Aim
Pull out every line below that contains the word "snapshot".

Record excerpts
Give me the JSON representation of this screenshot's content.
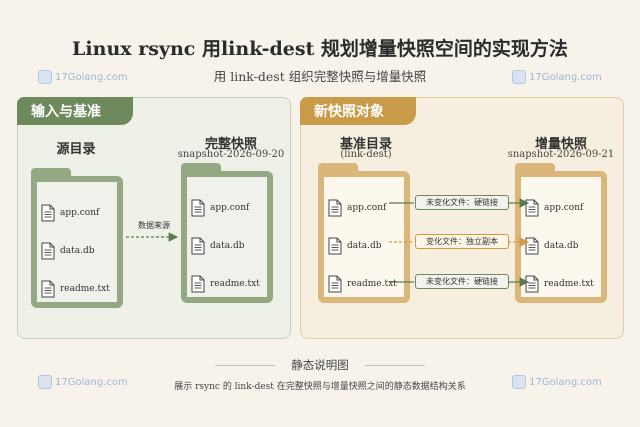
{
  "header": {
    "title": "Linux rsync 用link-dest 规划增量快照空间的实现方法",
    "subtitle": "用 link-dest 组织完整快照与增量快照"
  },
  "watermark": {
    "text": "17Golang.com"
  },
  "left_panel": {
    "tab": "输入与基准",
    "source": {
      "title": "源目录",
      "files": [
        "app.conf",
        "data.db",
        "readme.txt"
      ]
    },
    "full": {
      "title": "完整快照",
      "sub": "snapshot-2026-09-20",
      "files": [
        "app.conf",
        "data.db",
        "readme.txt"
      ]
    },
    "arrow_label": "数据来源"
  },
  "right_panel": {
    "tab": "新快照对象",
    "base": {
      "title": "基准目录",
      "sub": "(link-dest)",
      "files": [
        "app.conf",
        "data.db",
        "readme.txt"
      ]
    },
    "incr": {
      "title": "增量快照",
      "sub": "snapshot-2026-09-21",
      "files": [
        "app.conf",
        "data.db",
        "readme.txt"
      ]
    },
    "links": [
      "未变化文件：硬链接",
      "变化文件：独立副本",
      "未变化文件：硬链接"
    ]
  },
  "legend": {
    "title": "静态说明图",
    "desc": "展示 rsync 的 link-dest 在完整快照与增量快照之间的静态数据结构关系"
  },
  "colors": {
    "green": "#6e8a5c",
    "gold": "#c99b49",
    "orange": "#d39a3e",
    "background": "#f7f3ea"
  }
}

--

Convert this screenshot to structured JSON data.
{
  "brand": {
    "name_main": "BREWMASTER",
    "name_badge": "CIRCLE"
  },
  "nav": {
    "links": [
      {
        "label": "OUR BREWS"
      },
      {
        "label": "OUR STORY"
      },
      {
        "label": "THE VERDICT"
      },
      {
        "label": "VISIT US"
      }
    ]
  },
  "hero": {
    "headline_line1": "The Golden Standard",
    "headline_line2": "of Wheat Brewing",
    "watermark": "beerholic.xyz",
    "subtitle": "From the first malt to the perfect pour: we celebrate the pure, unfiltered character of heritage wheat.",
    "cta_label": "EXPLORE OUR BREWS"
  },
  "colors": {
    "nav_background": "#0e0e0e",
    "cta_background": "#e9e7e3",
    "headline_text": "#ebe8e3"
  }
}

Written answer
      "sub": "snapshot-2026-09-20",
      "sub": "snapshot-2026-09-21",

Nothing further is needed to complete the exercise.